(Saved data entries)
>>>

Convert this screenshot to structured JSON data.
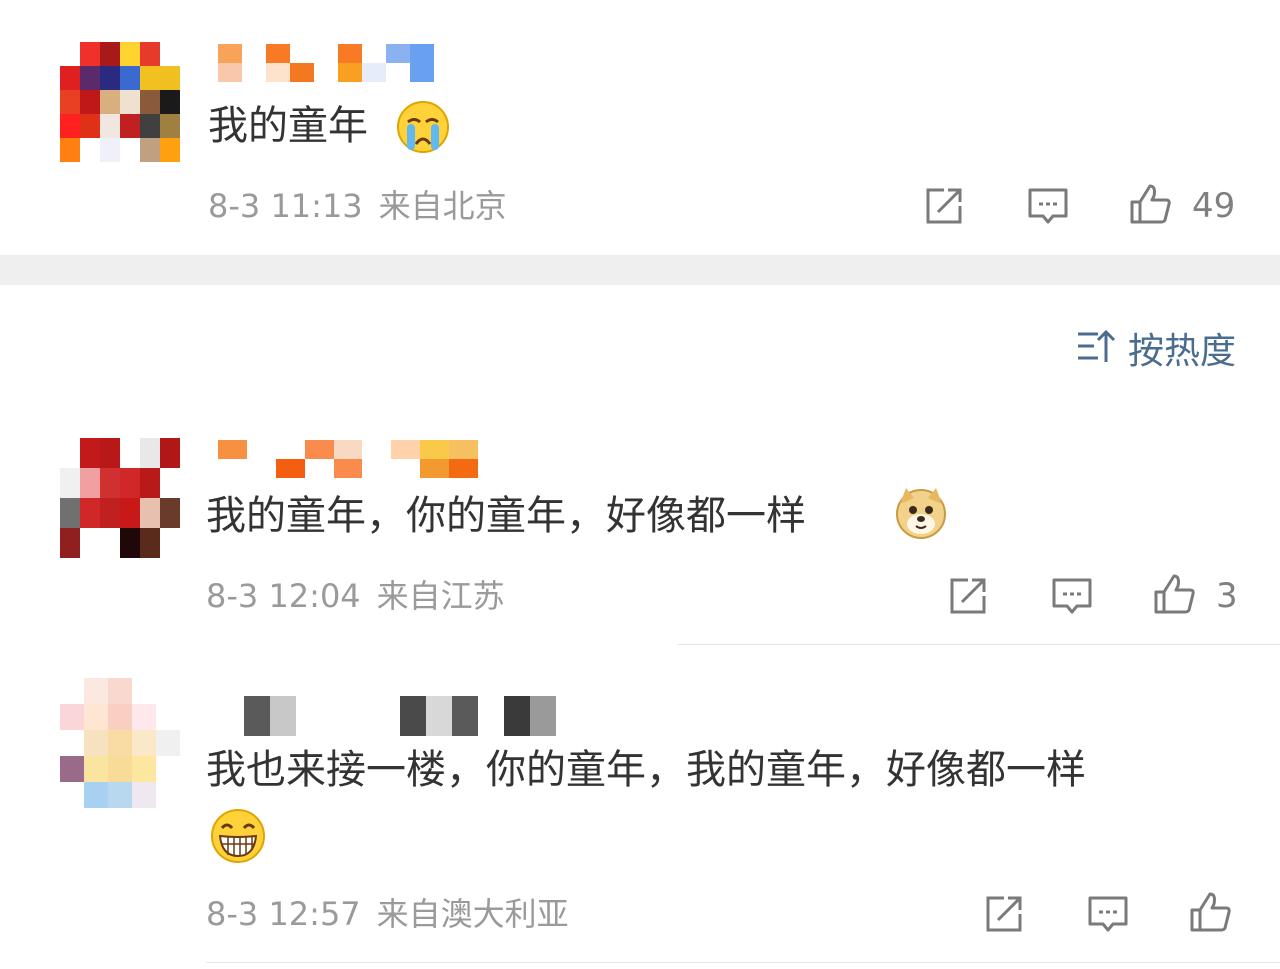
{
  "sort": {
    "label": "按热度",
    "icon": "sort-icon"
  },
  "comments": [
    {
      "text": "我的童年",
      "emoji": "crying-face-emoji",
      "time": "8-3 11:13",
      "location": "来自北京",
      "likes": "49",
      "avatar_colors": [
        "#ffffff",
        "#f0302a",
        "#a81a1a",
        "#ffd330",
        "#e63a2a",
        "#ffffff",
        "#e02020",
        "#5a2a6a",
        "#2a2a80",
        "#3a6ad0",
        "#f2c020",
        "#f0c020",
        "#e84020",
        "#c01818",
        "#d8b080",
        "#f0e0d0",
        "#8a5a3a",
        "#1a1a1a",
        "#ff2020",
        "#e03018",
        "#f0e8e0",
        "#c02020",
        "#404040",
        "#a08040",
        "#ff8010",
        "#ffffff",
        "#f0f0f8",
        "#ffffff",
        "#c0a080",
        "#ffa010"
      ],
      "name_colors": [
        "#f7a35a",
        "#ffffff",
        "#f87a25",
        "#ffffff",
        "#ffffff",
        "#f87a25",
        "#ffffff",
        "#8ab2f0",
        "#6aa0f0",
        "#ffffff",
        "#f9c7a9",
        "#ffffff",
        "#fde3cc",
        "#f47820",
        "#ffffff",
        "#f9a020",
        "#e6ecf9",
        "#ffffff",
        "#6aa0f0"
      ]
    },
    {
      "text": "我的童年，你的童年，好像都一样",
      "emoji": "doge-emoji",
      "time": "8-3 12:04",
      "location": "来自江苏",
      "likes": "3",
      "avatar_colors": [
        "#ffffff",
        "#c21a1a",
        "#b81818",
        "#ffffff",
        "#e8e8e8",
        "#b01818",
        "#f0f0f0",
        "#f0a0a0",
        "#d03030",
        "#d02828",
        "#b81a1a",
        "#ffffff",
        "#707070",
        "#d02828",
        "#c02020",
        "#c81818",
        "#e8c0b0",
        "#6a3a2a",
        "#902020",
        "#ffffff",
        "#ffffff",
        "#200808",
        "#5a2a1a",
        "#ffffff"
      ],
      "name_colors": [
        "#f79040",
        "#ffffff",
        "#ffffff",
        "#f98c4d",
        "#fad9c3",
        "#ffffff",
        "#ffd2a9",
        "#f9c94a",
        "#f6c060",
        "#ffffff",
        "#ffffff",
        "#f45e10",
        "#ffffff",
        "#f98c4d",
        "#ffffff",
        "#ffffff",
        "#f29a30",
        "#f46a10"
      ]
    },
    {
      "text_line1": "我也来接一楼，你的童年，我的童年，好像都一样",
      "emoji": "grinning-face-emoji",
      "time": "8-3 12:57",
      "location": "来自澳大利亚",
      "avatar_colors": [
        "#ffffff",
        "#fbe8e0",
        "#f9d8d0",
        "#ffffff",
        "#ffffff",
        "#fbd6d8",
        "#ffe6d2",
        "#f8cfc0",
        "#ffe8ec",
        "#ffffff",
        "#ffffff",
        "#f7e2c0",
        "#f9dca4",
        "#fbe8c8",
        "#f0f0f0",
        "#9a6a8a",
        "#f9e5a0",
        "#f7dc98",
        "#fde6a0",
        "#ffffff",
        "#ffffff",
        "#a8d0f0",
        "#b8d8f0",
        "#f0e8f0",
        "#ffffff"
      ],
      "name_colors": [
        "#ffffff",
        "#5a5a5a",
        "#c8c8c8",
        "#ffffff",
        "#ffffff",
        "#ffffff",
        "#ffffff",
        "#4a4a4a",
        "#d8d8d8",
        "#5a5a5a",
        "#ffffff",
        "#3a3a3a",
        "#9a9a9a"
      ]
    }
  ]
}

<<<

STATED TASK: Lines from the records above that hold "我的童年" are the ones to list.

FULL SOLUTION:
      "text": "我的童年",
      "text": "我的童年，你的童年，好像都一样",
      "text_line1": "我也来接一楼，你的童年，我的童年，好像都一样",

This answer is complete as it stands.